[AIM] Scan the data below. Pull out each line where "lower" occurs.

[TASK MATERIAL]
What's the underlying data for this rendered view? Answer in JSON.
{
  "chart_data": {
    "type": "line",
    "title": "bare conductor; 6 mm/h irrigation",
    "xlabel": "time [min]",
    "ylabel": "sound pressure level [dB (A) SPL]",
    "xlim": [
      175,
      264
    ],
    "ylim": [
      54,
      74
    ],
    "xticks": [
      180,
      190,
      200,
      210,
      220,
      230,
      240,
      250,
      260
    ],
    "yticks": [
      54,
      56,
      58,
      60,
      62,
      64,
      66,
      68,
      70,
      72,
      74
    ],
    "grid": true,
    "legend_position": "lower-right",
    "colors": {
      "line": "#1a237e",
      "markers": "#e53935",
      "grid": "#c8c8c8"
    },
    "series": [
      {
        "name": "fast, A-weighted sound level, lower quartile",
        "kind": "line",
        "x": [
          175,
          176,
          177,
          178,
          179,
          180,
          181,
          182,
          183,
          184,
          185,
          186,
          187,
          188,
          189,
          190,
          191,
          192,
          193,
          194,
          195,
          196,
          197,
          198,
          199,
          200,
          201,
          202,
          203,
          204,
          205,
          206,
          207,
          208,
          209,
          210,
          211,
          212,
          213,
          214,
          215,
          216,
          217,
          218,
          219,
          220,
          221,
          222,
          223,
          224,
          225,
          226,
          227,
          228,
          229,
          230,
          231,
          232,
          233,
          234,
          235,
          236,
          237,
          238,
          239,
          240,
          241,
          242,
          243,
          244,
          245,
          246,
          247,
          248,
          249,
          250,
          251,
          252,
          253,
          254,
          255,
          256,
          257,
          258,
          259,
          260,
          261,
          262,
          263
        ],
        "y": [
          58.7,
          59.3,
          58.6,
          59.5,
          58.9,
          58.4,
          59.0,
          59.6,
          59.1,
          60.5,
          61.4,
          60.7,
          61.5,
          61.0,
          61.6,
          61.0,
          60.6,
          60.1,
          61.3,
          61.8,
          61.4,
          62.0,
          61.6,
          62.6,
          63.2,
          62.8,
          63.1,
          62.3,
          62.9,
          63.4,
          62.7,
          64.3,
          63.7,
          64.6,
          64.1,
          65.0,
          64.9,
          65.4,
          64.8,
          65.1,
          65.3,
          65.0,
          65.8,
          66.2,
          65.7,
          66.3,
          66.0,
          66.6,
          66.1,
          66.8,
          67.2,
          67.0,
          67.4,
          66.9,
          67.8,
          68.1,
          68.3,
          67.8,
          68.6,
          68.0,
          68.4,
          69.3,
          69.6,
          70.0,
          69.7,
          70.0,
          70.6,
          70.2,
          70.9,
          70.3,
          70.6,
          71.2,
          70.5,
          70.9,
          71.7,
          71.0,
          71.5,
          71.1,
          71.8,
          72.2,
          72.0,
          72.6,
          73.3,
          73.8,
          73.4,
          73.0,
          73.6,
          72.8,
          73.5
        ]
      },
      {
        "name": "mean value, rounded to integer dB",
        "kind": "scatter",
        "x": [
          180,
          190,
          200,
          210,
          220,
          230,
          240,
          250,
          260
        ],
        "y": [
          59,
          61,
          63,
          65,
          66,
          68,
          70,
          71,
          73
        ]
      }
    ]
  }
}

[WRITTEN RESPONSE]
    "legend_position": "lower-right",
        "name": "fast, A-weighted sound level, lower quartile",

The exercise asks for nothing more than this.